"""
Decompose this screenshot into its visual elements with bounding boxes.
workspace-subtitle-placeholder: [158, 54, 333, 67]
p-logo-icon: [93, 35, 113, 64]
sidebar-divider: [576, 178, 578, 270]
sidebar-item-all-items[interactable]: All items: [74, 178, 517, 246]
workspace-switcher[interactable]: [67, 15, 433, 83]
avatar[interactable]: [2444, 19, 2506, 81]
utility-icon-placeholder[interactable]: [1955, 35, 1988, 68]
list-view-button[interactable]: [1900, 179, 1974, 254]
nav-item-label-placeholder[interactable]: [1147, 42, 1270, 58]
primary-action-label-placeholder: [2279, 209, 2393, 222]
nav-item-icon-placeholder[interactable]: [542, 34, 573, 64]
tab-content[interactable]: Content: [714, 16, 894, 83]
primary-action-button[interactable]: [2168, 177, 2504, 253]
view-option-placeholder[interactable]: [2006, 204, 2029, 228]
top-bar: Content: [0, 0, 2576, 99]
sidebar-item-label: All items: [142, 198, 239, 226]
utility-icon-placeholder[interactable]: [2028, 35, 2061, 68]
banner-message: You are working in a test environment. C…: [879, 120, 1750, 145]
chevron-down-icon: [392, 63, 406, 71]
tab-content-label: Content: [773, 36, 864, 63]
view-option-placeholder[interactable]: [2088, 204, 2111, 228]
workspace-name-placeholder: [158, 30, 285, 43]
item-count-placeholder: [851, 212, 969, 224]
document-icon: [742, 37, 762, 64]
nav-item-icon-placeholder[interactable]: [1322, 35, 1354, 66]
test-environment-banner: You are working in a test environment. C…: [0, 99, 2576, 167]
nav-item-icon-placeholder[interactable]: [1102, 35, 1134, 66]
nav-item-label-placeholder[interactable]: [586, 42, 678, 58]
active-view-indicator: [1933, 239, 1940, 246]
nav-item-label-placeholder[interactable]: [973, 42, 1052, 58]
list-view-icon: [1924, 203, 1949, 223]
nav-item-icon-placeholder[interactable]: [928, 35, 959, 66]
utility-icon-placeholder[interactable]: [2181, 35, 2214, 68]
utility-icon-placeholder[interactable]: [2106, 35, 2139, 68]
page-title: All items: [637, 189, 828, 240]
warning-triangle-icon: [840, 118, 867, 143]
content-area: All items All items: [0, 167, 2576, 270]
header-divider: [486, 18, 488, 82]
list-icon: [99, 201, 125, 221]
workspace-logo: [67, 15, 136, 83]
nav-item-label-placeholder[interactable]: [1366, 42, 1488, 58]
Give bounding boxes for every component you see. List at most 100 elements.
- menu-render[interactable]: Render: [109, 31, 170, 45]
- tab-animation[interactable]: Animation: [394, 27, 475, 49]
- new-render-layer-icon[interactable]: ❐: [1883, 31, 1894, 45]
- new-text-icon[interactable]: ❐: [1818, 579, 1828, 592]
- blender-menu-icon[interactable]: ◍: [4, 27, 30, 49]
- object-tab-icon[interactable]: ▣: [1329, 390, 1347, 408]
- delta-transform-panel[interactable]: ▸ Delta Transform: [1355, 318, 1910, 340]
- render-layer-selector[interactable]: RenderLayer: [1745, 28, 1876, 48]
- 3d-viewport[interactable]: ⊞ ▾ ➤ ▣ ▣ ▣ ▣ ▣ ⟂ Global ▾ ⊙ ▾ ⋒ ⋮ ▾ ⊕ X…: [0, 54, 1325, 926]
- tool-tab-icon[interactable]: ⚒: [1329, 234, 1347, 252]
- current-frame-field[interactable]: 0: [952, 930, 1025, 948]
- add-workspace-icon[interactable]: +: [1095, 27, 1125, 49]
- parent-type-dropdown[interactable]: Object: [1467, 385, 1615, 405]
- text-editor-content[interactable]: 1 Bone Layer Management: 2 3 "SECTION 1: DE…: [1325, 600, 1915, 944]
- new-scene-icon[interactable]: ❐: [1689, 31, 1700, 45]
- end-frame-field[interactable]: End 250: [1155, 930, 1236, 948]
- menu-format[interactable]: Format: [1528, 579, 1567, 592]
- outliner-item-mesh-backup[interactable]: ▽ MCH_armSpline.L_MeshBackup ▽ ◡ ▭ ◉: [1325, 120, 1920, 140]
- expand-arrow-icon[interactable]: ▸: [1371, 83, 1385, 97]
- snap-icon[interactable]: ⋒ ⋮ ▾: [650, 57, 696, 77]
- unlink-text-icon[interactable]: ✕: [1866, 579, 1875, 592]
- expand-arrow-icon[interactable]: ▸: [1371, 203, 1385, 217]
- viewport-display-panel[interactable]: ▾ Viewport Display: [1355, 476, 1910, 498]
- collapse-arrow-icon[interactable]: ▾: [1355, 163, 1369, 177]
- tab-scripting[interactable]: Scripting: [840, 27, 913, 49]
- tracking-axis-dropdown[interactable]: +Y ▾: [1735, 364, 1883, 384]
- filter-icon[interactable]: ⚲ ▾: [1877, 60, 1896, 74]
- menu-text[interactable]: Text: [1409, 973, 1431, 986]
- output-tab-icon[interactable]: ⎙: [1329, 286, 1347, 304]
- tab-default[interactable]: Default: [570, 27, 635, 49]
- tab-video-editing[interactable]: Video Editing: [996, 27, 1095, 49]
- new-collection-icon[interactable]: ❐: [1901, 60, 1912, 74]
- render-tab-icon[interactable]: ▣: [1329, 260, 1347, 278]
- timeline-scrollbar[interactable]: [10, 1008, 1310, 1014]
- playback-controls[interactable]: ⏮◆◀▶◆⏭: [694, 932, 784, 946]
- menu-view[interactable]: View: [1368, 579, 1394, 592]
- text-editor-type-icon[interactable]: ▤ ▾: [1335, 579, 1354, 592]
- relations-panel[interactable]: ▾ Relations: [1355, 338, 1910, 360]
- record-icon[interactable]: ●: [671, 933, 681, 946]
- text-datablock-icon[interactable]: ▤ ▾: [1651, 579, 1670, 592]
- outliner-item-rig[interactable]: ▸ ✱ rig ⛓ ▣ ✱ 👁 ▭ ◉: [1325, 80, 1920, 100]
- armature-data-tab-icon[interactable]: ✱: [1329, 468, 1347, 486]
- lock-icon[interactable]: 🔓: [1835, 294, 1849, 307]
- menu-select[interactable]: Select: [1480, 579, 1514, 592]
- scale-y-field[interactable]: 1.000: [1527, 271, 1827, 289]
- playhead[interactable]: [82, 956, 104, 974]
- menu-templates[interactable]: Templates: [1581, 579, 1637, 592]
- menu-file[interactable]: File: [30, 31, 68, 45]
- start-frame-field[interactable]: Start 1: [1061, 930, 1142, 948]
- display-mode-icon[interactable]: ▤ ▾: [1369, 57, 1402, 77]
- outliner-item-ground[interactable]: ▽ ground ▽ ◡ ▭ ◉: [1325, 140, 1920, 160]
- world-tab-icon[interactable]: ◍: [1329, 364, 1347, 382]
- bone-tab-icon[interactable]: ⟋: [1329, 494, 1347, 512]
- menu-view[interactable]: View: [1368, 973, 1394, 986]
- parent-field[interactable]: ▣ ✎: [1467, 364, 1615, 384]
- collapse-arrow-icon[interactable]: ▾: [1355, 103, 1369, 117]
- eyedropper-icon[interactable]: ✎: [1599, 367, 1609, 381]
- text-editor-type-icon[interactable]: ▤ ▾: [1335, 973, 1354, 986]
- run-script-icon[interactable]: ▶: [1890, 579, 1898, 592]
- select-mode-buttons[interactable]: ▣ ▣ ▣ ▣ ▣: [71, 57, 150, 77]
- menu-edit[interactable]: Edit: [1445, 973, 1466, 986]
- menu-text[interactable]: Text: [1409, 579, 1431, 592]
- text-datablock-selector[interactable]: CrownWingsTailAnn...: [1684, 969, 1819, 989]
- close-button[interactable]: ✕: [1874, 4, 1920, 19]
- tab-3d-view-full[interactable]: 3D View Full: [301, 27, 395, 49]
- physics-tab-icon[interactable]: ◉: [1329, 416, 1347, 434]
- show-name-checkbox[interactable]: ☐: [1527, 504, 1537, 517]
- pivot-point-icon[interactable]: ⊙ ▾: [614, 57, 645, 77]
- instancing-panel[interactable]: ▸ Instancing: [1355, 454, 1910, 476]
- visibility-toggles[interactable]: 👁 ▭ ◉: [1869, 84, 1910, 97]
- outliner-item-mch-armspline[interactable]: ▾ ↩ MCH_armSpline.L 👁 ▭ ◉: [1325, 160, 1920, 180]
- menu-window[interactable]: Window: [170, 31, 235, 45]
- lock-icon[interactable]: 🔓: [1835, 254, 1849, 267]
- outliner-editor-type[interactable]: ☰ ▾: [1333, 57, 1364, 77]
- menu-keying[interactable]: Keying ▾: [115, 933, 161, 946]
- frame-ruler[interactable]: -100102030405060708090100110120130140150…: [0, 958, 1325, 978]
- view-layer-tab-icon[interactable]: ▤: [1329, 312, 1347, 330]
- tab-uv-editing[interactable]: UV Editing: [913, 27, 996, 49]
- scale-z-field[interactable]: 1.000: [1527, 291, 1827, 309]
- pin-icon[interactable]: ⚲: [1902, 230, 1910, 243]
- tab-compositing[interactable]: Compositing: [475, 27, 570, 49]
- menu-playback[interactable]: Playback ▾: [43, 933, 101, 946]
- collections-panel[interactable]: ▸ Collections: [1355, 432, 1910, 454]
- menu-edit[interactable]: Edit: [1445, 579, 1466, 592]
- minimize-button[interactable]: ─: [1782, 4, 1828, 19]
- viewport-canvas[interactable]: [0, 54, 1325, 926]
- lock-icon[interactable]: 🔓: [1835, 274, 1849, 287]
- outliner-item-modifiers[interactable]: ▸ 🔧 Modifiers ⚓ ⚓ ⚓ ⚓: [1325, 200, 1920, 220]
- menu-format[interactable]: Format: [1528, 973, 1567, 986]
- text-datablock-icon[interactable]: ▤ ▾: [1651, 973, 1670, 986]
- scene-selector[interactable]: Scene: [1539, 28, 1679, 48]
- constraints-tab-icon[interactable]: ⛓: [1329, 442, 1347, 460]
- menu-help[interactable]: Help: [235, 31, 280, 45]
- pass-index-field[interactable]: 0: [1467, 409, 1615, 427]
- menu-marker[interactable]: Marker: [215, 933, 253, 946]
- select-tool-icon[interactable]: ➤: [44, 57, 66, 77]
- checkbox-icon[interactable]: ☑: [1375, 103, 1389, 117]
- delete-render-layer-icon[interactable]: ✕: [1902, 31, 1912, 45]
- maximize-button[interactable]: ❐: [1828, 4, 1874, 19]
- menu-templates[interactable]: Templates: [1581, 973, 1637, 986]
"""
REQUIRED TASK:
Please rewrite the entries starting at the first line and ending at the line containing "avatar[interactable]: [2444, 19, 2506, 81]", changing "sidebar-divider" to "sidebar-separator" and leaving everything else as it is.

CORRECT RESPONSE:
Decompose this screenshot into its visual elements with bounding boxes.
workspace-subtitle-placeholder: [158, 54, 333, 67]
p-logo-icon: [93, 35, 113, 64]
sidebar-separator: [576, 178, 578, 270]
sidebar-item-all-items[interactable]: All items: [74, 178, 517, 246]
workspace-switcher[interactable]: [67, 15, 433, 83]
avatar[interactable]: [2444, 19, 2506, 81]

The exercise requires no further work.